Exercise task - Restate each line of the listing exactly, without carrying over any pictures.

************

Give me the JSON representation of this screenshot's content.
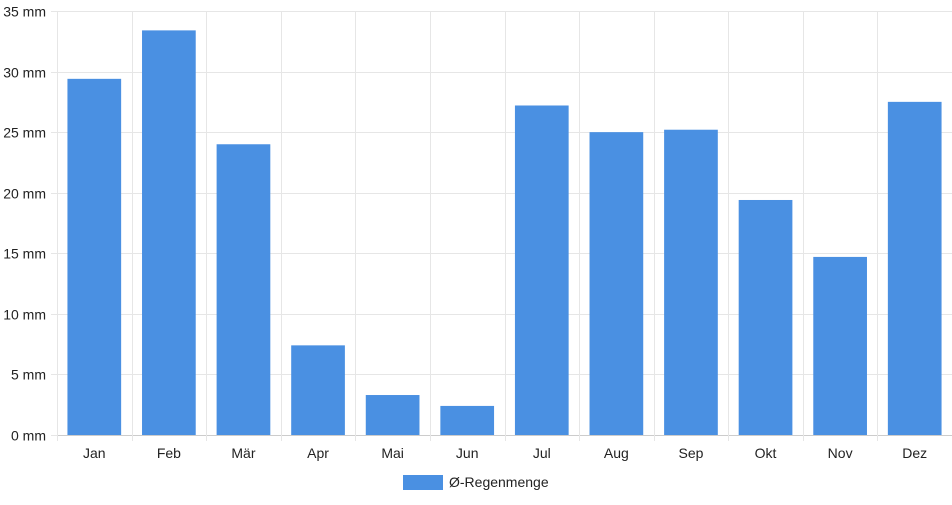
{
  "colors": {
    "bar": "#4a90e2",
    "grid": "#e6e6e6",
    "axis": "#cccccc",
    "text": "#222222"
  },
  "chart_data": {
    "type": "bar",
    "title": "",
    "xlabel": "",
    "ylabel": "",
    "categories": [
      "Jan",
      "Feb",
      "Mär",
      "Apr",
      "Mai",
      "Jun",
      "Jul",
      "Aug",
      "Sep",
      "Okt",
      "Nov",
      "Dez"
    ],
    "series": [
      {
        "name": "Ø-Regenmenge",
        "values": [
          29.4,
          33.4,
          24.0,
          7.4,
          3.3,
          2.4,
          27.2,
          25.0,
          25.2,
          19.4,
          14.7,
          27.5
        ]
      }
    ],
    "ylim": [
      0,
      35
    ],
    "yticks": [
      0,
      5,
      10,
      15,
      20,
      25,
      30,
      35
    ],
    "ytick_labels": [
      "0 mm",
      "5 mm",
      "10 mm",
      "15 mm",
      "20 mm",
      "25 mm",
      "30 mm",
      "35 mm"
    ],
    "grid": true,
    "legend_position": "bottom-center"
  }
}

************

Written answer -
Give me the JSON representation of this screenshot's content.
{
  "colors": {
    "bar": "#4a90e2",
    "grid": "#e6e6e6",
    "axis": "#cccccc",
    "text": "#222222"
  },
  "chart_data": {
    "type": "bar",
    "title": "",
    "xlabel": "",
    "ylabel": "",
    "categories": [
      "Jan",
      "Feb",
      "Mär",
      "Apr",
      "Mai",
      "Jun",
      "Jul",
      "Aug",
      "Sep",
      "Okt",
      "Nov",
      "Dez"
    ],
    "series": [
      {
        "name": "Ø-Regenmenge",
        "values": [
          29.4,
          33.4,
          24.0,
          7.4,
          3.3,
          2.4,
          27.2,
          25.0,
          25.2,
          19.4,
          14.7,
          27.5
        ]
      }
    ],
    "ylim": [
      0,
      35
    ],
    "yticks": [
      0,
      5,
      10,
      15,
      20,
      25,
      30,
      35
    ],
    "ytick_labels": [
      "0 mm",
      "5 mm",
      "10 mm",
      "15 mm",
      "20 mm",
      "25 mm",
      "30 mm",
      "35 mm"
    ],
    "grid": true,
    "legend_position": "bottom-center"
  }
}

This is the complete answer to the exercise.